** PROBLEM STATEMENT **
Word for word, repeat the entries, minus the pictures.
◇ ◇ ◇
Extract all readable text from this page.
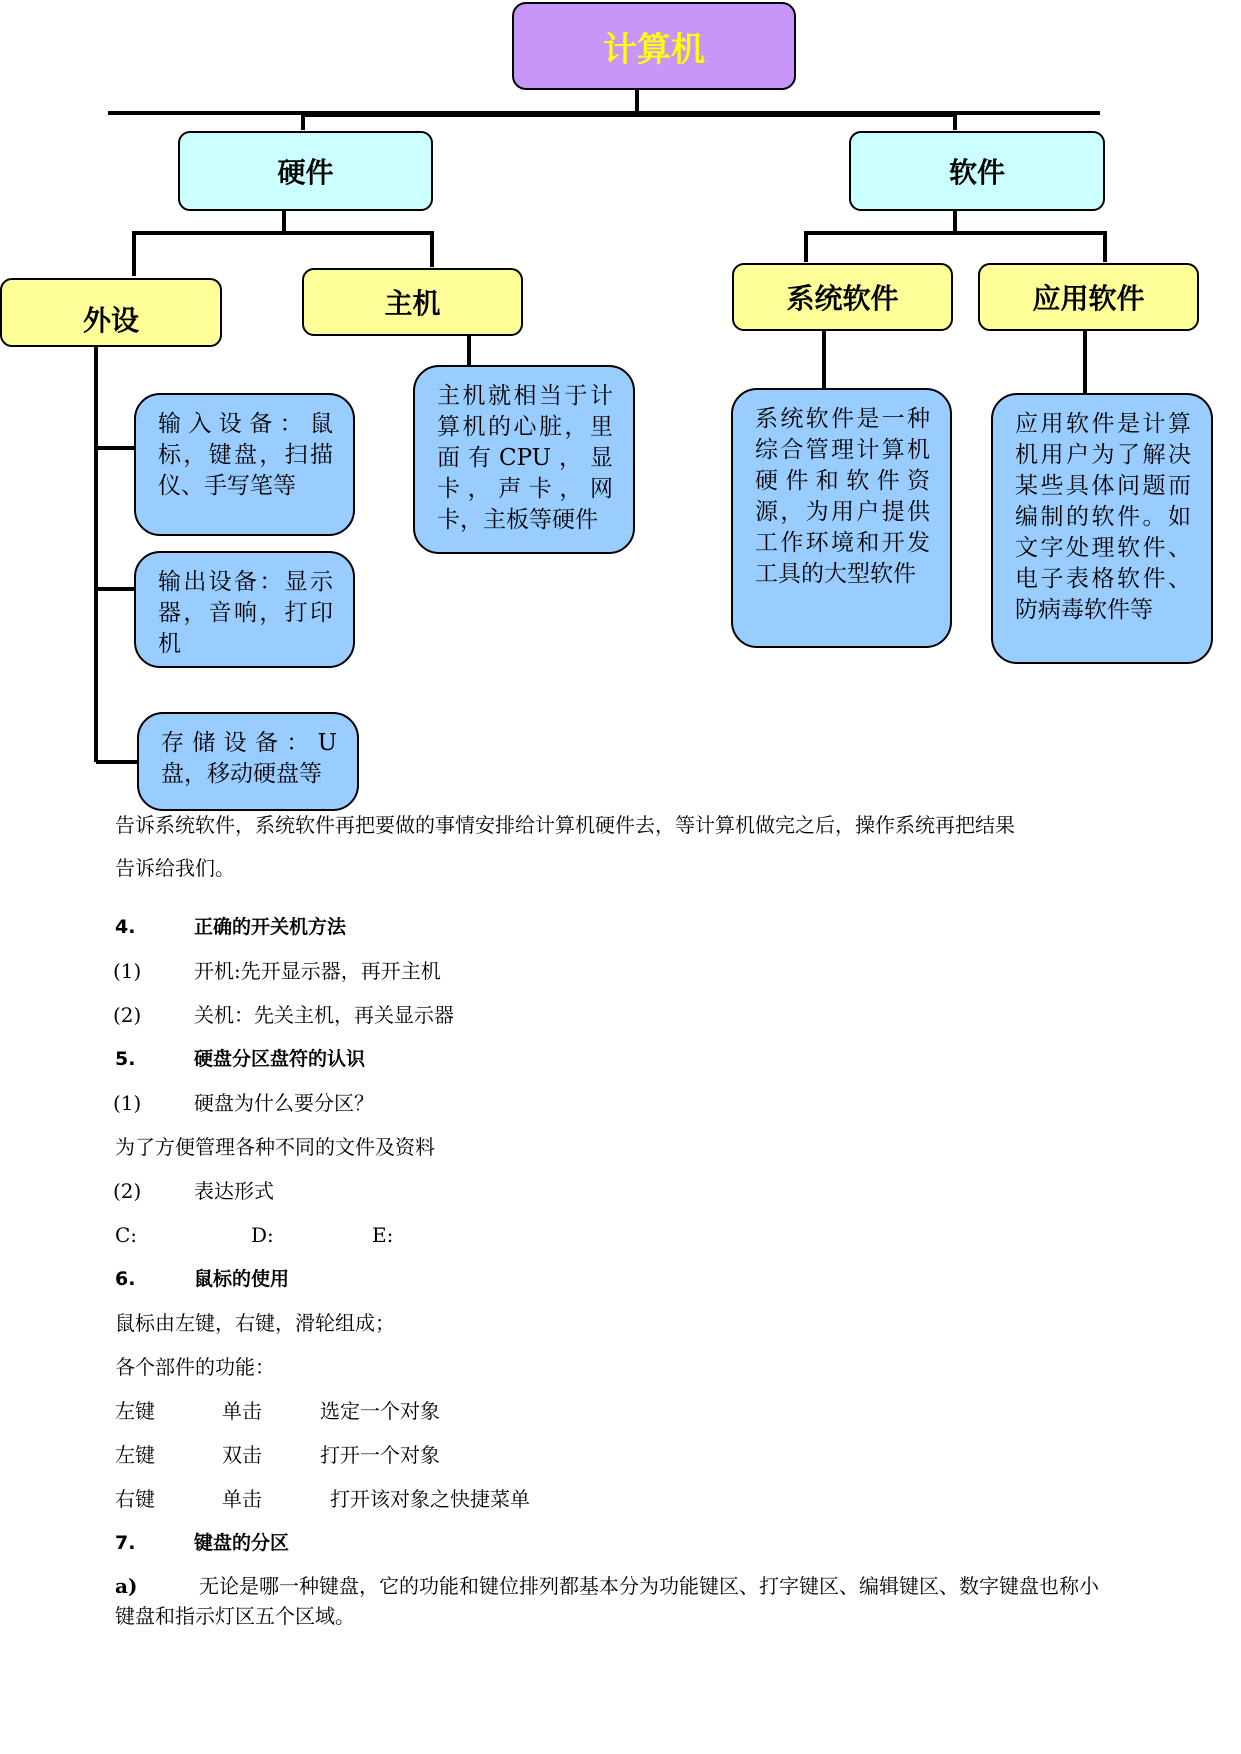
计算机
硬件	软件
外设	主机	系统软件	应用软件
输入设备：鼠标，键盘，扫描仪、手写笔等
输出设备：显示器，音响，打印机
存储设备：U盘，移动硬盘等
主机就相当于计算机的心脏，里面有CPU，显卡，声卡，网卡，主板等硬件
系统软件是一种综合管理计算机硬件和软件资源，为用户提供工作环境和开发工具的大型软件
应用软件是计算机用户为了解决某些具体问题而编制的软件。如文字处理软件、电子表格软件、防病毒软件等
告诉系统软件，系统软件再把要做的事情安排给计算机硬件去，等计算机做完之后，操作系统再把结果
告诉给我们。
4.	正确的开关机方法
(1)	开机:先开显示器，再开主机
(2)	关机：先关主机，再关显示器
5.	硬盘分区盘符的认识
(1)	硬盘为什么要分区？
为了方便管理各种不同的文件及资料
(2)	表达形式
C:	D:	E:
6.	鼠标的使用
鼠标由左键，右键，滑轮组成；
各个部件的功能：
左键	单击	选定一个对象
左键	双击	打开一个对象
右键	单击	打开该对象之快捷菜单
7.	键盘的分区
a)	无论是哪一种键盘，它的功能和键位排列都基本分为功能键区、打字键区、编辑键区、数字键盘也称小键盘和指示灯区五个区域。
◇ ◇ ◇
** FINAL ANSWER **
Extract all readable text from this page.
计算机
硬件	软件
外设	主机	系统软件	应用软件
输入设备：鼠标，键盘，扫描仪、手写笔等
输出设备：显示器，音响，打印机
存储设备：U盘，移动硬盘等
主机就相当于计算机的心脏，里面有CPU，显卡，声卡，网卡，主板等硬件
系统软件是一种综合管理计算机硬件和软件资源，为用户提供工作环境和开发工具的大型软件
应用软件是计算机用户为了解决某些具体问题而编制的软件。如文字处理软件、电子表格软件、防病毒软件等
告诉系统软件，系统软件再把要做的事情安排给计算机硬件去，等计算机做完之后，操作系统再把结果
告诉给我们。
4.	正确的开关机方法
(1)	开机:先开显示器，再开主机
(2)	关机：先关主机，再关显示器
5.	硬盘分区盘符的认识
(1)	硬盘为什么要分区？
为了方便管理各种不同的文件及资料
(2)	表达形式
C:	D:	E:
6.	鼠标的使用
鼠标由左键，右键，滑轮组成；
各个部件的功能：
左键	单击	选定一个对象
左键	双击	打开一个对象
右键	单击	打开该对象之快捷菜单
7.	键盘的分区
a)	无论是哪一种键盘，它的功能和键位排列都基本分为功能键区、打字键区、编辑键区、数字键盘也称小键盘和指示灯区五个区域。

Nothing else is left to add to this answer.